● WORK TASK: For the records below, tally the lines that include the word "Västerås" and give only the tally.
-- Opening Marker --
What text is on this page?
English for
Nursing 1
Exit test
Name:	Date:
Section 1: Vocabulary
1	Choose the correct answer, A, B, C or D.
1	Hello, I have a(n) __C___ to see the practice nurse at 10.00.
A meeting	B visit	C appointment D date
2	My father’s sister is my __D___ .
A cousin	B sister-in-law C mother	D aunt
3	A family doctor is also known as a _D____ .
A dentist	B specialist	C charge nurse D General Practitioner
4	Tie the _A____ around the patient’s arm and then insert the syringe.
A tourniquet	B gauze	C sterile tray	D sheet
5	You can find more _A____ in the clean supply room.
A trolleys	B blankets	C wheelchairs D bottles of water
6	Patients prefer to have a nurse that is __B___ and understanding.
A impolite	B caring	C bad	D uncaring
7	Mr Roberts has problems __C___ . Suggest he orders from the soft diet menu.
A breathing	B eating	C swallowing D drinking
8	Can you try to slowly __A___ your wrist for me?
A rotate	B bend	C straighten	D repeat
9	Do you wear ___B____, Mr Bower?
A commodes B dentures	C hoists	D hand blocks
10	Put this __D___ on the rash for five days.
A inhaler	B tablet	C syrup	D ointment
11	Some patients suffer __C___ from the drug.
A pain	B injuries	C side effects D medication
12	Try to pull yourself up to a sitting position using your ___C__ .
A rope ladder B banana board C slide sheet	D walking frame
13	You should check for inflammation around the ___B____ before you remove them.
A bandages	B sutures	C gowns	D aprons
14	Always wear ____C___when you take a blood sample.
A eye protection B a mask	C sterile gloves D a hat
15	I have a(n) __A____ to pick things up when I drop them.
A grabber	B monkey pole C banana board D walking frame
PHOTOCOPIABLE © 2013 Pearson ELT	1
-- Closing Marker --
-- Opening Marker --
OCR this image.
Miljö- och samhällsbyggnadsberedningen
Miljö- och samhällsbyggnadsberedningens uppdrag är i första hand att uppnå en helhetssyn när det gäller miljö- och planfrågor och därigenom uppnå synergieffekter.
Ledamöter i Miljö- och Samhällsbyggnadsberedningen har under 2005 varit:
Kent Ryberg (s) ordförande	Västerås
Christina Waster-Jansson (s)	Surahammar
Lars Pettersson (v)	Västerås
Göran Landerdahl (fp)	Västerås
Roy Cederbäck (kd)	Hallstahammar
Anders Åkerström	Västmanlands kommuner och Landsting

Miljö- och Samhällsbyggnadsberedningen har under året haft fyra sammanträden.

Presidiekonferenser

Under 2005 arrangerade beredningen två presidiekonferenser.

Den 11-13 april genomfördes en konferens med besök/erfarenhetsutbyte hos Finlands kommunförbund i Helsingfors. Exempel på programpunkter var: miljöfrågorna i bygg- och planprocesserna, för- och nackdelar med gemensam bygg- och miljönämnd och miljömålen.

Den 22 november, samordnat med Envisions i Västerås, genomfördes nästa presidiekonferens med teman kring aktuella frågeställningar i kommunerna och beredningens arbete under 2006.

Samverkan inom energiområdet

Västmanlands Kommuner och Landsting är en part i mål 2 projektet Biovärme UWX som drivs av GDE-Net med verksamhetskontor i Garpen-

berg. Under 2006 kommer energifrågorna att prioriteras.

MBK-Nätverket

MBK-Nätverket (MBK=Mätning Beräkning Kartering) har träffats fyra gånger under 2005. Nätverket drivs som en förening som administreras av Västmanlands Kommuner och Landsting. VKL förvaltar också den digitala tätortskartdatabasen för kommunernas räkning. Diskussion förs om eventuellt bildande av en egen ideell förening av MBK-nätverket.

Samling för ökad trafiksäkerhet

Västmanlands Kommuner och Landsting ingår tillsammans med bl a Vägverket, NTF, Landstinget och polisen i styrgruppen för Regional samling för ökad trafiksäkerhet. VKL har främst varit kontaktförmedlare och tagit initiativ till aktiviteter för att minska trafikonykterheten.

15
-- Closing Marker --
-- Opening Marker --
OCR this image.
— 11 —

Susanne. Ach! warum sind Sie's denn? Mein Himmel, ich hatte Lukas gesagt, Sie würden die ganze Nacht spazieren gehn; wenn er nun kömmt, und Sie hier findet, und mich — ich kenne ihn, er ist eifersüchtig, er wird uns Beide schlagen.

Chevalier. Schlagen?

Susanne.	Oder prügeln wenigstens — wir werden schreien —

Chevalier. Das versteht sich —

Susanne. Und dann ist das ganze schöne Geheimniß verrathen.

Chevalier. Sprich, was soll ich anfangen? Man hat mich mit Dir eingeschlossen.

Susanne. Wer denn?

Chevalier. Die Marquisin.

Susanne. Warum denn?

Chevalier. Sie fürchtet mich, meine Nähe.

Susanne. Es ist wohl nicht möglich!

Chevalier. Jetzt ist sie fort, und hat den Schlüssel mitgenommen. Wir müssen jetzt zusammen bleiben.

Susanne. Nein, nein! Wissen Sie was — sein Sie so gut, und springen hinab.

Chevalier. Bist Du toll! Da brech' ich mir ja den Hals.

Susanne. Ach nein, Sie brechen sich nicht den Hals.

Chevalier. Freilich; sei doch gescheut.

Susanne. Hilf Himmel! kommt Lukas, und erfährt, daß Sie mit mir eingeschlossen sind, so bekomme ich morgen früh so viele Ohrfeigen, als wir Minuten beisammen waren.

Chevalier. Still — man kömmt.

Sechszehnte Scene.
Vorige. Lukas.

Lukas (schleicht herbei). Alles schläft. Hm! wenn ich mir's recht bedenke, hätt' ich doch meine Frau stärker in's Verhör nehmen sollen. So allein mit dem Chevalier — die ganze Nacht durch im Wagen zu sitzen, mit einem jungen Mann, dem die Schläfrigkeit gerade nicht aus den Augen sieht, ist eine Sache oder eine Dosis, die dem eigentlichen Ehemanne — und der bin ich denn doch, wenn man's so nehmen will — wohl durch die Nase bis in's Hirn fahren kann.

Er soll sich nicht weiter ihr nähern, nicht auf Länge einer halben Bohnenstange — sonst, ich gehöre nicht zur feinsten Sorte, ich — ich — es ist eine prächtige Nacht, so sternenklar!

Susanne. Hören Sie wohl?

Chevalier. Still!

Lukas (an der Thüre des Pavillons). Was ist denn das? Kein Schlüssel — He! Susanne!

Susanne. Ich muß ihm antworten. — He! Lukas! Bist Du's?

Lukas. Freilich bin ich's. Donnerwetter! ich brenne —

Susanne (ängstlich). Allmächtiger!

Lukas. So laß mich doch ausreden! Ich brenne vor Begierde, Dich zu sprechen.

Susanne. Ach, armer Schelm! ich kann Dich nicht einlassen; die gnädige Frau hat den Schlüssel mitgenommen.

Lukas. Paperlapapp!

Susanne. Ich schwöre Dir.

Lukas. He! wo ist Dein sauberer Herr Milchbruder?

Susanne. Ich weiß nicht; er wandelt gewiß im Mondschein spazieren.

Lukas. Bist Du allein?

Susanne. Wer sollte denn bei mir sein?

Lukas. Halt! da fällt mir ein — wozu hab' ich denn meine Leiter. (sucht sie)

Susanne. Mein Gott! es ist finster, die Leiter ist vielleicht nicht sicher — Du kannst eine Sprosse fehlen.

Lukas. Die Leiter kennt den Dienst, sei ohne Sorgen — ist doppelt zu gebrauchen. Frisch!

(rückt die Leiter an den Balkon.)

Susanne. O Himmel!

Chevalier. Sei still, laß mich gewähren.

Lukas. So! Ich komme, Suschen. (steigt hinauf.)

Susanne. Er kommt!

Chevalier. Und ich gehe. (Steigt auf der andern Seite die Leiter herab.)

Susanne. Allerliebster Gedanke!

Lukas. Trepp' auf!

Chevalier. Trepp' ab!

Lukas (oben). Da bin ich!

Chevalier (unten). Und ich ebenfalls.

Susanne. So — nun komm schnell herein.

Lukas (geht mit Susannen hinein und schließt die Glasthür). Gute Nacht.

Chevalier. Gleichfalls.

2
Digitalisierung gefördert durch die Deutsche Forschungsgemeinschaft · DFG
-- Closing Marker --
● RESPONSE AREA: 4